▶ **Written instruction**: Copy out every record precisely.

######

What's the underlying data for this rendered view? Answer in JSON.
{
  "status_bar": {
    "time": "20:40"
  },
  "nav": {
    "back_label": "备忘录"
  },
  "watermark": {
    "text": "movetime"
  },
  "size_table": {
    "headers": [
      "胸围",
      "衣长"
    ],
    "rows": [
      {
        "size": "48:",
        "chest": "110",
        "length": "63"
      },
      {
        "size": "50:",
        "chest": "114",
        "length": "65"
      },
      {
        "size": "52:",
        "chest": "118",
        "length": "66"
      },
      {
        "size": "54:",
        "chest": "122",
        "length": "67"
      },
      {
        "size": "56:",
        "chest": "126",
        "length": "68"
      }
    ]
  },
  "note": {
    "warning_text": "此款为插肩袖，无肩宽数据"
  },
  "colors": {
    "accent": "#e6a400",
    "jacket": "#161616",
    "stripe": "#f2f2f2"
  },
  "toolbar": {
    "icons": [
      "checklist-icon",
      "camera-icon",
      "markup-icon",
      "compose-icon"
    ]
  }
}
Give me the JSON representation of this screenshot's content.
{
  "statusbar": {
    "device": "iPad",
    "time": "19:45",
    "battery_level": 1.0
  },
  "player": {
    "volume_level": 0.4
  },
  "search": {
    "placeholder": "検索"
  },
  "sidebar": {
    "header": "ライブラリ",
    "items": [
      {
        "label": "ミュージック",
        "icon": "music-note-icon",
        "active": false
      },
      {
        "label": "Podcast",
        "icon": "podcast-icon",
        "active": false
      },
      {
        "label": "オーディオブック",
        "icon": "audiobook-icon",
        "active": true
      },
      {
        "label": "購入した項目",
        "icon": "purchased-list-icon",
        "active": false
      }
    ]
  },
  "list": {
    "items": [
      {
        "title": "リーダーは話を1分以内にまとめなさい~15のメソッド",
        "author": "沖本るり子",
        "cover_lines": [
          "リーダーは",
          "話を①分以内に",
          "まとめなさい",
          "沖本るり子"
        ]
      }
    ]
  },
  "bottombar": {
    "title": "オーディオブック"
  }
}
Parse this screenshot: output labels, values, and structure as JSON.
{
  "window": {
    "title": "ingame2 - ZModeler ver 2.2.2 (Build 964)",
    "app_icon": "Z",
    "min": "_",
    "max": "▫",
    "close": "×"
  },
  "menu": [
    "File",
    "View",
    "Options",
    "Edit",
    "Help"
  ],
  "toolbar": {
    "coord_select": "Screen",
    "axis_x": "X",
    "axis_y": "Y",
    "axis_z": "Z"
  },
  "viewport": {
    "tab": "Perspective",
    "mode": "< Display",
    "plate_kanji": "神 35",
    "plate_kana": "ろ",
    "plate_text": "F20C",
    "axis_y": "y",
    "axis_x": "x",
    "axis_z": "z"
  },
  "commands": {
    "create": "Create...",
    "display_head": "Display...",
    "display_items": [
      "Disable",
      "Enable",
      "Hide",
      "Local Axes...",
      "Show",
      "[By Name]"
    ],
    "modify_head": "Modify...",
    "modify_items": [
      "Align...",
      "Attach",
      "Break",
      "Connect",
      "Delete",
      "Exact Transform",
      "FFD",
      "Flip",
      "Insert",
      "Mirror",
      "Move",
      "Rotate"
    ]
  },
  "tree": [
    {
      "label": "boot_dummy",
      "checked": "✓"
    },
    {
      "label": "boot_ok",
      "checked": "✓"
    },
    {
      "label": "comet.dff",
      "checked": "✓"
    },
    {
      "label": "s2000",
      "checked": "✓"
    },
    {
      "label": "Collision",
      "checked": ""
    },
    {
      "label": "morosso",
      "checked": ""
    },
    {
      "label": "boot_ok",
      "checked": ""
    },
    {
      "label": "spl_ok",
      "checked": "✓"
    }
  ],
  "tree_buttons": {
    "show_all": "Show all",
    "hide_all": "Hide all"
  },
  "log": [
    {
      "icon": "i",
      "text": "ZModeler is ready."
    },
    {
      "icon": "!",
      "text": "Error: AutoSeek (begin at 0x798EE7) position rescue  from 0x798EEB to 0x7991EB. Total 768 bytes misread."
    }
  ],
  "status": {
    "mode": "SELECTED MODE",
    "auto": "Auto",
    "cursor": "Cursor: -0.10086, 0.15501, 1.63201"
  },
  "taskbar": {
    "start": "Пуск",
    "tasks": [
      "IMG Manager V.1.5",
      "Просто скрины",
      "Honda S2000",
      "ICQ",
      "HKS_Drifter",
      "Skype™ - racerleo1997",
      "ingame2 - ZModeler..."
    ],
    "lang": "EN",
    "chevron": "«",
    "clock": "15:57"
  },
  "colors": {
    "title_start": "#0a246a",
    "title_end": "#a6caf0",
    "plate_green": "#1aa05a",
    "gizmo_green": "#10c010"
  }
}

######

▶ **Solution to the problem**:
What's the underlying data for this rendered view? Answer in JSON.
{
  "status_bar": {
    "time": "20:40"
  },
  "nav": {
    "back_label": "备忘录"
  },
  "watermark": {
    "text": "movetime"
  },
  "size_table": {
    "headers": [
      "胸围",
      "衣长"
    ],
    "rows": [
      {
        "size": "48:",
        "chest": "110",
        "length": "63"
      },
      {
        "size": "50:",
        "chest": "114",
        "length": "65"
      },
      {
        "size": "52:",
        "chest": "118",
        "length": "66"
      },
      {
        "size": "54:",
        "chest": "122",
        "length": "67"
      },
      {
        "size": "56:",
        "chest": "126",
        "length": "68"
      }
    ]
  },
  "note": {
    "warning_text": "此款为插肩袖，无肩宽数据"
  },
  "colors": {
    "accent": "#e6a400",
    "jacket": "#161616",
    "stripe": "#f2f2f2"
  },
  "toolbar": {
    "icons": [
      "checklist-icon",
      "camera-icon",
      "markup-icon",
      "compose-icon"
    ]
  }
}
Give me the JSON representation of this screenshot's content.
{
  "statusbar": {
    "device": "iPad",
    "time": "19:45",
    "battery_level": 1.0
  },
  "player": {
    "volume_level": 0.4
  },
  "search": {
    "placeholder": "検索"
  },
  "sidebar": {
    "header": "ライブラリ",
    "items": [
      {
        "label": "ミュージック",
        "icon": "music-note-icon",
        "active": false
      },
      {
        "label": "Podcast",
        "icon": "podcast-icon",
        "active": false
      },
      {
        "label": "オーディオブック",
        "icon": "audiobook-icon",
        "active": true
      },
      {
        "label": "購入した項目",
        "icon": "purchased-list-icon",
        "active": false
      }
    ]
  },
  "list": {
    "items": [
      {
        "title": "リーダーは話を1分以内にまとめなさい~15のメソッド",
        "author": "沖本るり子",
        "cover_lines": [
          "リーダーは",
          "話を①分以内に",
          "まとめなさい",
          "沖本るり子"
        ]
      }
    ]
  },
  "bottombar": {
    "title": "オーディオブック"
  }
}
Parse this screenshot: output labels, values, and structure as JSON.
{
  "window": {
    "title": "ingame2 - ZModeler ver 2.2.2 (Build 964)",
    "app_icon": "Z",
    "min": "_",
    "max": "▫",
    "close": "×"
  },
  "menu": [
    "File",
    "View",
    "Options",
    "Edit",
    "Help"
  ],
  "toolbar": {
    "coord_select": "Screen",
    "axis_x": "X",
    "axis_y": "Y",
    "axis_z": "Z"
  },
  "viewport": {
    "tab": "Perspective",
    "mode": "< Display",
    "plate_kanji": "神 35",
    "plate_kana": "ろ",
    "plate_text": "F20C",
    "axis_y": "y",
    "axis_x": "x",
    "axis_z": "z"
  },
  "commands": {
    "create": "Create...",
    "display_head": "Display...",
    "display_items": [
      "Disable",
      "Enable",
      "Hide",
      "Local Axes...",
      "Show",
      "[By Name]"
    ],
    "modify_head": "Modify...",
    "modify_items": [
      "Align...",
      "Attach",
      "Break",
      "Connect",
      "Delete",
      "Exact Transform",
      "FFD",
      "Flip",
      "Insert",
      "Mirror",
      "Move",
      "Rotate"
    ]
  },
  "tree": [
    {
      "label": "boot_dummy",
      "checked": "✓"
    },
    {
      "label": "boot_ok",
      "checked": "✓"
    },
    {
      "label": "comet.dff",
      "checked": "✓"
    },
    {
      "label": "s2000",
      "checked": "✓"
    },
    {
      "label": "Collision",
      "checked": ""
    },
    {
      "label": "morosso",
      "checked": ""
    },
    {
      "label": "boot_ok",
      "checked": ""
    },
    {
      "label": "spl_ok",
      "checked": "✓"
    }
  ],
  "tree_buttons": {
    "show_all": "Show all",
    "hide_all": "Hide all"
  },
  "log": [
    {
      "icon": "i",
      "text": "ZModeler is ready."
    },
    {
      "icon": "!",
      "text": "Error: AutoSeek (begin at 0x798EE7) position rescue  from 0x798EEB to 0x7991EB. Total 768 bytes misread."
    }
  ],
  "status": {
    "mode": "SELECTED MODE",
    "auto": "Auto",
    "cursor": "Cursor: -0.10086, 0.15501, 1.63201"
  },
  "taskbar": {
    "start": "Пуск",
    "tasks": [
      "IMG Manager V.1.5",
      "Просто скрины",
      "Honda S2000",
      "ICQ",
      "HKS_Drifter",
      "Skype™ - racerleo1997",
      "ingame2 - ZModeler..."
    ],
    "lang": "EN",
    "chevron": "«",
    "clock": "15:57"
  },
  "colors": {
    "title_start": "#0a246a",
    "title_end": "#a6caf0",
    "plate_green": "#1aa05a",
    "gizmo_green": "#10c010"
  }
}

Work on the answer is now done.